● **RECORDED DATA**:
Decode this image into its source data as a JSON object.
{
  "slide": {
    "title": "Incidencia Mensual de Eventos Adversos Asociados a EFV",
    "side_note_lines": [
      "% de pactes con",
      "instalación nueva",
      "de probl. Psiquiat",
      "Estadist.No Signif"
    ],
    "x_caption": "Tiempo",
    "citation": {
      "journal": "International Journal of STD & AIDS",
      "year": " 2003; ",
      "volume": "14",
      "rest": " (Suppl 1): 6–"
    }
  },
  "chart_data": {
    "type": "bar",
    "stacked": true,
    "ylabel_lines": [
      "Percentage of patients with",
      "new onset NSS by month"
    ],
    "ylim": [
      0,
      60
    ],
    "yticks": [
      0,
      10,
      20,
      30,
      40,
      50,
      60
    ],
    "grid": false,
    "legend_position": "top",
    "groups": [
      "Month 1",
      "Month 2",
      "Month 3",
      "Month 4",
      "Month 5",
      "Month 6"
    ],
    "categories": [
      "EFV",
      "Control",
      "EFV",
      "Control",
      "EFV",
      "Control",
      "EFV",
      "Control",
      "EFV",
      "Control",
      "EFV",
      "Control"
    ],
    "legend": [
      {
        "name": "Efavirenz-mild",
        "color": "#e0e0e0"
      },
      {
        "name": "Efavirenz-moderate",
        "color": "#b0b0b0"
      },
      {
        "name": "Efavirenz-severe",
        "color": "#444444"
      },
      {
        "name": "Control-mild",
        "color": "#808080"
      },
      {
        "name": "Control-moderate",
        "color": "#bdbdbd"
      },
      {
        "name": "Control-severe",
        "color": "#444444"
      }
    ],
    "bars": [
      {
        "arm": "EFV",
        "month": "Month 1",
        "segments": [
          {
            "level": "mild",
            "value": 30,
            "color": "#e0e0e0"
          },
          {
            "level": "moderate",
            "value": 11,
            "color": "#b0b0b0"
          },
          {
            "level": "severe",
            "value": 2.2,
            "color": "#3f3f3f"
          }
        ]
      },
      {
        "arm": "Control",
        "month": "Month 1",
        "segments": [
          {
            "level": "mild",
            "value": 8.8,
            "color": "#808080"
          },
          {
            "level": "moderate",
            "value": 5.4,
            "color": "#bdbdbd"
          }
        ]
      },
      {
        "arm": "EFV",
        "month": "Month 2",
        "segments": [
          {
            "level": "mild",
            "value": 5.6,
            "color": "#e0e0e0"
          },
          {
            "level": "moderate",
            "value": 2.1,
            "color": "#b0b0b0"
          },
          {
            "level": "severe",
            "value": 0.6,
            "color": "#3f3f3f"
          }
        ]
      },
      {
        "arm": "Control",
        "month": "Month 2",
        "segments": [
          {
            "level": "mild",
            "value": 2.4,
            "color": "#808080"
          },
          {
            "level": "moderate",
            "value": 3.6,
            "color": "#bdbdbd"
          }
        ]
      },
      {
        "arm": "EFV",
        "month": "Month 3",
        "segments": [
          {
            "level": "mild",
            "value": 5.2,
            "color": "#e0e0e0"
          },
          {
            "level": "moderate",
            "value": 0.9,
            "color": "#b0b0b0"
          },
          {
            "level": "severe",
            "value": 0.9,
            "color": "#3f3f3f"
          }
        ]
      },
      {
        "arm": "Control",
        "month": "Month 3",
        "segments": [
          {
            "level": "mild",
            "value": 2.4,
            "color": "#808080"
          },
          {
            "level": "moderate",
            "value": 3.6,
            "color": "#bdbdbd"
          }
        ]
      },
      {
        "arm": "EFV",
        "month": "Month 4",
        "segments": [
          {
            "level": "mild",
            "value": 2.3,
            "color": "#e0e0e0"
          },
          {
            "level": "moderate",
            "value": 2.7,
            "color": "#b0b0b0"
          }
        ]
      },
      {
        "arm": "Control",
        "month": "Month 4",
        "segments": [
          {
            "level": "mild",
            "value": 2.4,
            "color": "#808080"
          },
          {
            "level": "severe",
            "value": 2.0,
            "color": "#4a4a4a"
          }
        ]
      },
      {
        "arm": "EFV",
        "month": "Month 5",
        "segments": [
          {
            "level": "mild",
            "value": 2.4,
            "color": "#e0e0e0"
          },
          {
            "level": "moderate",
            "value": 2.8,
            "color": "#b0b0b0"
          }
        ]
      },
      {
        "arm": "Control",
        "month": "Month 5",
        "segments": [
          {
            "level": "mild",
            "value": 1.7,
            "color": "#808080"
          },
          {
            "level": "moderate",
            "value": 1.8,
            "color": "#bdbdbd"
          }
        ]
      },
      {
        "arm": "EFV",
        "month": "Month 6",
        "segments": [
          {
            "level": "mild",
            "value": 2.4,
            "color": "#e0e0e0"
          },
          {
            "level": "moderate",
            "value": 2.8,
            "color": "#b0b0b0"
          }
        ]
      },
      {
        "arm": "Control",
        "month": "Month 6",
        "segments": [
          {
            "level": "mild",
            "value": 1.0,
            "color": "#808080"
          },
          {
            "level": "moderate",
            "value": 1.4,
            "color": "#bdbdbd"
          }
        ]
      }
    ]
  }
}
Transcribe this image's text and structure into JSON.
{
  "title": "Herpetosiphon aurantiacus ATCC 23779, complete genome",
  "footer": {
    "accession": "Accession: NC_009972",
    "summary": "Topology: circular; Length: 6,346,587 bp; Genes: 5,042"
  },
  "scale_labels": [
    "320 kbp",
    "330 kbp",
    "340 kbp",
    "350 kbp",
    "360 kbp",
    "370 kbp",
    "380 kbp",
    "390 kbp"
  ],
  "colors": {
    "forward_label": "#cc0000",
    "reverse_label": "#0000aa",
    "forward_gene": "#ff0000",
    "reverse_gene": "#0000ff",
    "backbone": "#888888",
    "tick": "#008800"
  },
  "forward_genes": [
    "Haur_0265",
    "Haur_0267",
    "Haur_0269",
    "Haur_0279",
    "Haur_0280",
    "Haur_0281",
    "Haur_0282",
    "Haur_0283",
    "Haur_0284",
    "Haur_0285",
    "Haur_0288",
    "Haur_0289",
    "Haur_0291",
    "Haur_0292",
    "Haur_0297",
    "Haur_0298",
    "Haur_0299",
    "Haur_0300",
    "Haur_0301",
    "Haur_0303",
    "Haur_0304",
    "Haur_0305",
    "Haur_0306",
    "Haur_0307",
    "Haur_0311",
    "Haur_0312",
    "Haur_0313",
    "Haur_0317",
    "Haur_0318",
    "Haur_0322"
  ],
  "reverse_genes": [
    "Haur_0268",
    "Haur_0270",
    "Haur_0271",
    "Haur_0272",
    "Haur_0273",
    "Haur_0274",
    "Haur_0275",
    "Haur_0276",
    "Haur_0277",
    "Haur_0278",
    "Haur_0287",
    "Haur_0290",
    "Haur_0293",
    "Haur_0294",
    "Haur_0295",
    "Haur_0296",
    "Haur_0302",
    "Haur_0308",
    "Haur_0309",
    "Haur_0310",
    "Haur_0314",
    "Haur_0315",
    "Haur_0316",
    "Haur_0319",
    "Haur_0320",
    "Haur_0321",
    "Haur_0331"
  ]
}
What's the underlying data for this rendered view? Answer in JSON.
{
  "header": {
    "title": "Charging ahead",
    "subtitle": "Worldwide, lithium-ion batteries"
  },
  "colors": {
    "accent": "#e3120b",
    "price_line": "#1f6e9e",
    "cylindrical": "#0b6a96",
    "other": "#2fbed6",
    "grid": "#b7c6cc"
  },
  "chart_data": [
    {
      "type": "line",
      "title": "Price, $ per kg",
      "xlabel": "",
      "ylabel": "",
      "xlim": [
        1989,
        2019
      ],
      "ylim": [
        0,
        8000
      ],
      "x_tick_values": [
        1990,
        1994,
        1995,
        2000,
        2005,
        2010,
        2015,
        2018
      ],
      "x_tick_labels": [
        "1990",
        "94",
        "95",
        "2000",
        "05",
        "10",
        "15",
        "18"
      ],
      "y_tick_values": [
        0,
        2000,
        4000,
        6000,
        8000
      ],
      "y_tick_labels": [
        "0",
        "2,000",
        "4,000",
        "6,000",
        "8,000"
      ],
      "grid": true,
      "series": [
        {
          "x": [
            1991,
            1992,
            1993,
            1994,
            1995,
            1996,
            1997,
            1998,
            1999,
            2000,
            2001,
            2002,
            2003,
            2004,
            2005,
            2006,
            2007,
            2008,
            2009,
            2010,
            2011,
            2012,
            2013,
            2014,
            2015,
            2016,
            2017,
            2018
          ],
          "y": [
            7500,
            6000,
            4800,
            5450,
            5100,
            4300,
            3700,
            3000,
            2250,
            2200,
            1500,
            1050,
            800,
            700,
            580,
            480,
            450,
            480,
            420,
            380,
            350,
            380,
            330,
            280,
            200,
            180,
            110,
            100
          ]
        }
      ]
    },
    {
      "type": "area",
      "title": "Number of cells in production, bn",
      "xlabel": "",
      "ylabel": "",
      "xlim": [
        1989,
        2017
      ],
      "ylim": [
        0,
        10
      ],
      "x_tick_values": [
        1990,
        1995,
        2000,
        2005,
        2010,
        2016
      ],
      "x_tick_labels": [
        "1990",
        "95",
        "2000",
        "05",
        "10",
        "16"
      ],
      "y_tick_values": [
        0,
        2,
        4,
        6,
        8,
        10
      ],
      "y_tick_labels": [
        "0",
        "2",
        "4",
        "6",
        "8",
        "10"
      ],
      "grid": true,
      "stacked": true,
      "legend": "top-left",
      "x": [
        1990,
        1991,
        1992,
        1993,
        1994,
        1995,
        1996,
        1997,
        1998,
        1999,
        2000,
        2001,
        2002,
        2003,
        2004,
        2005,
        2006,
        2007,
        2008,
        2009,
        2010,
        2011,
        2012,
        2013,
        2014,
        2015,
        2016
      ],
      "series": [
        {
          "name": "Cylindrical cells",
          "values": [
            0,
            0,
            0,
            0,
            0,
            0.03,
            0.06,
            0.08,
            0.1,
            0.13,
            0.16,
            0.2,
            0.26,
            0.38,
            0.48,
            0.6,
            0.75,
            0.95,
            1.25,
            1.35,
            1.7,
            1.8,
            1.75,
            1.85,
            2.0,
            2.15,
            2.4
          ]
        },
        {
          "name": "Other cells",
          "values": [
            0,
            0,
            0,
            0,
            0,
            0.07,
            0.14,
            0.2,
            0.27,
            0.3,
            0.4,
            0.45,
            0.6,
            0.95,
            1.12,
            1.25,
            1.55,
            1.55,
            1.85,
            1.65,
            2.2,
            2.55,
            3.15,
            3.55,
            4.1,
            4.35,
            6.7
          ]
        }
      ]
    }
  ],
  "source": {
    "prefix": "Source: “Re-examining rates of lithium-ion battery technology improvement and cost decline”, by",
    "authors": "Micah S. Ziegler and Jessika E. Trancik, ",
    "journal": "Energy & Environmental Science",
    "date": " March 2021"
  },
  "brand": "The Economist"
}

● **EXERCISE INSTRUCTIONS**: Scan the data above and copy each line containing the word "JSON".

● **TASK RESPONSE**:
Decode this image into its source data as a JSON object.
Transcribe this image's text and structure into JSON.
What's the underlying data for this rendered view? Answer in JSON.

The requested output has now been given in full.